__INSTRUCTIONS FOR THE TASK__.
Rewrite every line of the records below as a JSON list of strings, one string per line, leaving out any blank lines.
------ RECORDS TO PROCESS ------
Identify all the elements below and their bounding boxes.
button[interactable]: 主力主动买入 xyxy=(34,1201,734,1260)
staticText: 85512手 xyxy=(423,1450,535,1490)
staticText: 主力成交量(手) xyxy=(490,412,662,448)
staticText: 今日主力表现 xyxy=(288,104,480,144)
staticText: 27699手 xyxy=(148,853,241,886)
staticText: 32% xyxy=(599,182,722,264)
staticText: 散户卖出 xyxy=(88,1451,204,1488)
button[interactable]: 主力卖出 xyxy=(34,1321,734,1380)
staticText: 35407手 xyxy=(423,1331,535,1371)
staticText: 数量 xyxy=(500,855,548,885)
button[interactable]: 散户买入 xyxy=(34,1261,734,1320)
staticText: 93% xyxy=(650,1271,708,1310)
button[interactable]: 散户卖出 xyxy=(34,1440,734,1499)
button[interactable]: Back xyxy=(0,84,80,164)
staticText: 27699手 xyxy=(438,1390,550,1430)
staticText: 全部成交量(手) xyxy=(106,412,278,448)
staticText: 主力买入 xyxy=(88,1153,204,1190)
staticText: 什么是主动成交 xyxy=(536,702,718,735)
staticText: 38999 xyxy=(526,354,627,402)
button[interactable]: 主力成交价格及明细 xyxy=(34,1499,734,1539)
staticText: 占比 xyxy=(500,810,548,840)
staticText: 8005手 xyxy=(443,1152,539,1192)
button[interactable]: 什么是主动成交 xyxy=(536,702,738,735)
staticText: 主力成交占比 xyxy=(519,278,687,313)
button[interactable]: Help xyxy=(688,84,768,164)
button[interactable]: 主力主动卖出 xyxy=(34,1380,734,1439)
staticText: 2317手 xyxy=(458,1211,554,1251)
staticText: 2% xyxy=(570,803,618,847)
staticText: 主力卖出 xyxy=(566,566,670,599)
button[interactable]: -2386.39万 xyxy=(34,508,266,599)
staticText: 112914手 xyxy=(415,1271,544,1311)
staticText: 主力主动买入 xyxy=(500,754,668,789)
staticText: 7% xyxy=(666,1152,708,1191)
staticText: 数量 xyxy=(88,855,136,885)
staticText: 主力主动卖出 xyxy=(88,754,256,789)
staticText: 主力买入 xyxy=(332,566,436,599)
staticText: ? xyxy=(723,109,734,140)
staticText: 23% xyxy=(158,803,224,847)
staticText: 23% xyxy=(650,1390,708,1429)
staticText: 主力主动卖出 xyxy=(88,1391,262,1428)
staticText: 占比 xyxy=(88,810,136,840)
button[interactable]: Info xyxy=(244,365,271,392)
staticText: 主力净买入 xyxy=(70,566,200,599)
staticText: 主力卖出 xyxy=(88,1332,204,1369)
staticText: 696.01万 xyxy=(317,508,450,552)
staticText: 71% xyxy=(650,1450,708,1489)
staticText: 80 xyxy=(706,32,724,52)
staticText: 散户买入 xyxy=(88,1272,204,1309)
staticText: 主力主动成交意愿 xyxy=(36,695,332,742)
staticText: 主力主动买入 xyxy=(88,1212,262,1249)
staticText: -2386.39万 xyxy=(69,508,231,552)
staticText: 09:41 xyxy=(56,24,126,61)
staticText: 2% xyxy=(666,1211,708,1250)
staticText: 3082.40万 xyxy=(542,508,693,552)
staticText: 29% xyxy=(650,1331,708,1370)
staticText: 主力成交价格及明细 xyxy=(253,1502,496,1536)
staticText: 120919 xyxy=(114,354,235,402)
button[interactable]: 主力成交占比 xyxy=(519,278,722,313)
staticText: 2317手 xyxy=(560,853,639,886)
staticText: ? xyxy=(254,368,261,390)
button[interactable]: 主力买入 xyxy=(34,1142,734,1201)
------
__SOLUTION TO THE PROBLEM__.
[
  "Identify all the elements below and their bounding boxes.",
  "button[interactable]: 主力主动买入 xyxy=(34,1201,734,1260)",
  "staticText: 85512手 xyxy=(423,1450,535,1490)",
  "staticText: 主力成交量(手) xyxy=(490,412,662,448)",
  "staticText: 今日主力表现 xyxy=(288,104,480,144)",
  "staticText: 27699手 xyxy=(148,853,241,886)",
  "staticText: 32% xyxy=(599,182,722,264)",
  "staticText: 散户卖出 xyxy=(88,1451,204,1488)",
  "button[interactable]: 主力卖出 xyxy=(34,1321,734,1380)",
  "staticText: 35407手 xyxy=(423,1331,535,1371)",
  "staticText: 数量 xyxy=(500,855,548,885)",
  "button[interactable]: 散户买入 xyxy=(34,1261,734,1320)",
  "staticText: 93% xyxy=(650,1271,708,1310)",
  "button[interactable]: 散户卖出 xyxy=(34,1440,734,1499)",
  "button[interactable]: Back xyxy=(0,84,80,164)",
  "staticText: 27699手 xyxy=(438,1390,550,1430)",
  "staticText: 全部成交量(手) xyxy=(106,412,278,448)",
  "staticText: 主力买入 xyxy=(88,1153,204,1190)",
  "staticText: 什么是主动成交 xyxy=(536,702,718,735)",
  "staticText: 38999 xyxy=(526,354,627,402)",
  "button[interactable]: 主力成交价格及明细 xyxy=(34,1499,734,1539)",
  "staticText: 占比 xyxy=(500,810,548,840)",
  "staticText: 8005手 xyxy=(443,1152,539,1192)",
  "button[interactable]: 什么是主动成交 xyxy=(536,702,738,735)",
  "staticText: 主力成交占比 xyxy=(519,278,687,313)",
  "button[interactable]: Help xyxy=(688,84,768,164)",
  "button[interactable]: 主力主动卖出 xyxy=(34,1380,734,1439)",
  "staticText: 2317手 xyxy=(458,1211,554,1251)",
  "staticText: 2% xyxy=(570,803,618,847)",
  "staticText: 主力卖出 xyxy=(566,566,670,599)",
  "button[interactable]: -2386.39万 xyxy=(34,508,266,599)",
  "staticText: 112914手 xyxy=(415,1271,544,1311)",
  "staticText: 主力主动买入 xyxy=(500,754,668,789)",
  "staticText: 7% xyxy=(666,1152,708,1191)",
  "staticText: 数量 xyxy=(88,855,136,885)",
  "staticText: 主力主动卖出 xyxy=(88,754,256,789)",
  "staticText: 主力买入 xyxy=(332,566,436,599)",
  "staticText: ? xyxy=(723,109,734,140)",
  "staticText: 23% xyxy=(158,803,224,847)",
  "staticText: 23% xyxy=(650,1390,708,1429)",
  "staticText: 主力主动卖出 xyxy=(88,1391,262,1428)",
  "staticText: 占比 xyxy=(88,810,136,840)",
  "button[interactable]: Info xyxy=(244,365,271,392)",
  "staticText: 主力净买入 xyxy=(70,566,200,599)",
  "staticText: 主力卖出 xyxy=(88,1332,204,1369)",
  "staticText: 696.01万 xyxy=(317,508,450,552)",
  "staticText: 71% xyxy=(650,1450,708,1489)",
  "staticText: 80 xyxy=(706,32,724,52)",
  "staticText: 散户买入 xyxy=(88,1272,204,1309)",
  "staticText: 主力主动成交意愿 xyxy=(36,695,332,742)",
  "staticText: 主力主动买入 xyxy=(88,1212,262,1249)",
  "staticText: -2386.39万 xyxy=(69,508,231,552)",
  "staticText: 09:41 xyxy=(56,24,126,61)",
  "staticText: 2% xyxy=(666,1211,708,1250)",
  "staticText: 3082.40万 xyxy=(542,508,693,552)",
  "staticText: 29% xyxy=(650,1331,708,1370)",
  "staticText: 主力成交价格及明细 xyxy=(253,1502,496,1536)",
  "staticText: 120919 xyxy=(114,354,235,402)",
  "button[interactable]: 主力成交占比 xyxy=(519,278,722,313)",
  "staticText: 2317手 xyxy=(560,853,639,886)",
  "staticText: ? xyxy=(254,368,261,390)",
  "button[interactable]: 主力买入 xyxy=(34,1142,734,1201)"
]